Search the material below for the string "text" and list each line that holds it.

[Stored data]
-.-.-

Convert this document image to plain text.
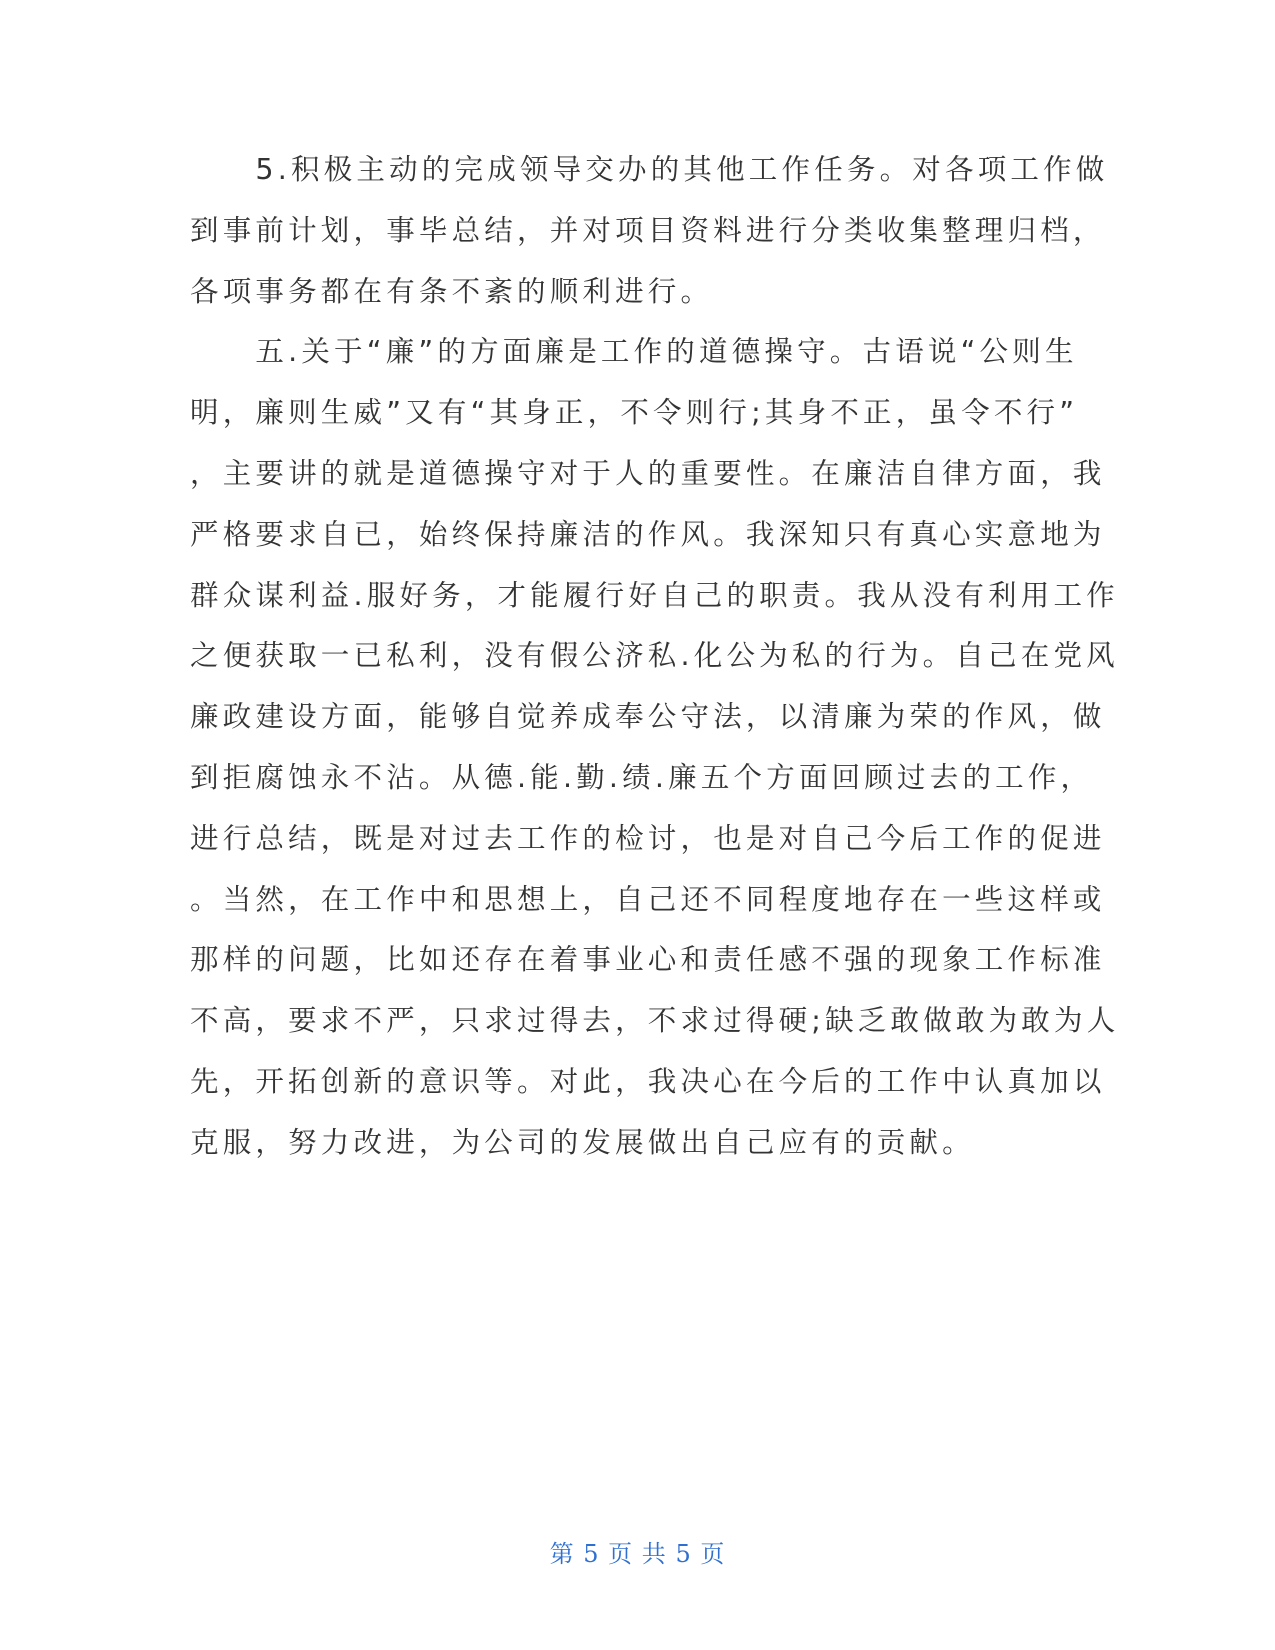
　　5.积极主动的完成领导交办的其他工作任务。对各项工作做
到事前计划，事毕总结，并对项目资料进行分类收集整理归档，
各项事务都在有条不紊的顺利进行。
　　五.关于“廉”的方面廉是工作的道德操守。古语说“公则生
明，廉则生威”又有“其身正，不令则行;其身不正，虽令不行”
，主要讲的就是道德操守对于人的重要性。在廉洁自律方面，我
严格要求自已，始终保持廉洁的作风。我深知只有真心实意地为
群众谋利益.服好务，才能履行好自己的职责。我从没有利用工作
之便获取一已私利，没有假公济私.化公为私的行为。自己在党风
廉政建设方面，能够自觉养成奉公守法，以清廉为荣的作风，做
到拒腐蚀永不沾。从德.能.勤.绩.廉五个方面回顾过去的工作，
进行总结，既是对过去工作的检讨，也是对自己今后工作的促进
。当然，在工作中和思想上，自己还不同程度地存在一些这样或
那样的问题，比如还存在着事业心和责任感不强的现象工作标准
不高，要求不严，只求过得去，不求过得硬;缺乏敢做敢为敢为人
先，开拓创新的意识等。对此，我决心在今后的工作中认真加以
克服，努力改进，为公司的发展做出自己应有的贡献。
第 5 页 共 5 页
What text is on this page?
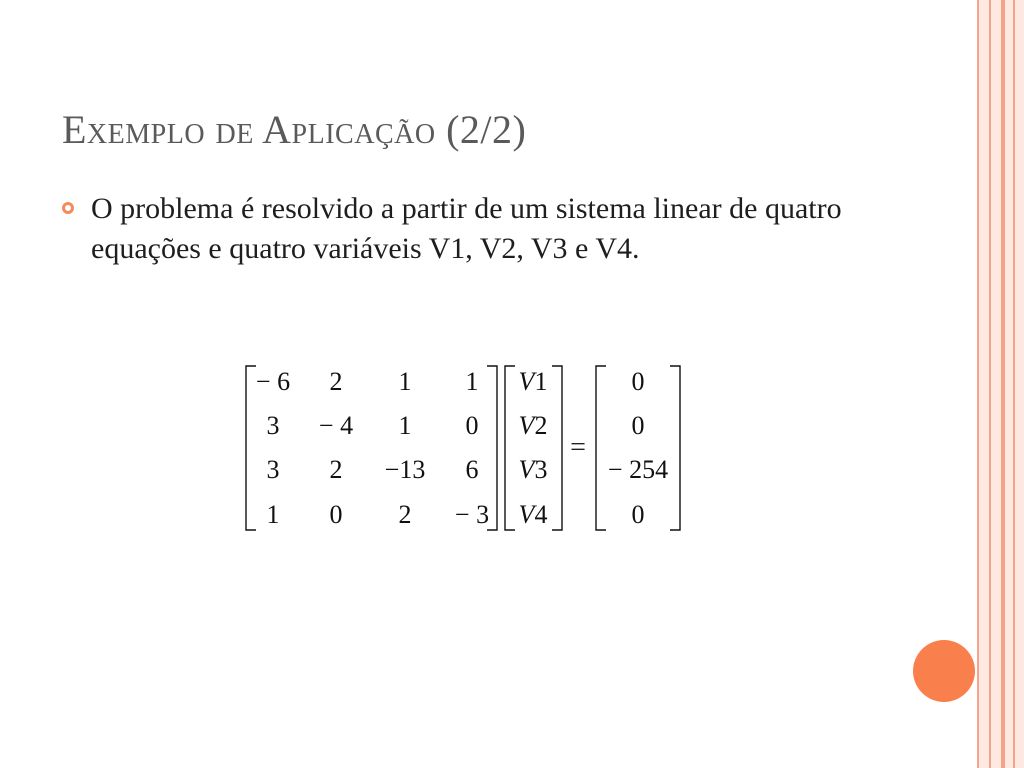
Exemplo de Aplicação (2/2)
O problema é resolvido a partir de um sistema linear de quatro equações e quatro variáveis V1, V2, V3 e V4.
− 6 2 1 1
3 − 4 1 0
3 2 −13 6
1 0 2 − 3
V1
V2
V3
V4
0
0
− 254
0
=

-.-.-

▶ **SOLUTION TO THIS TASK**:
Convert this document image to plain text.
What text is on this page?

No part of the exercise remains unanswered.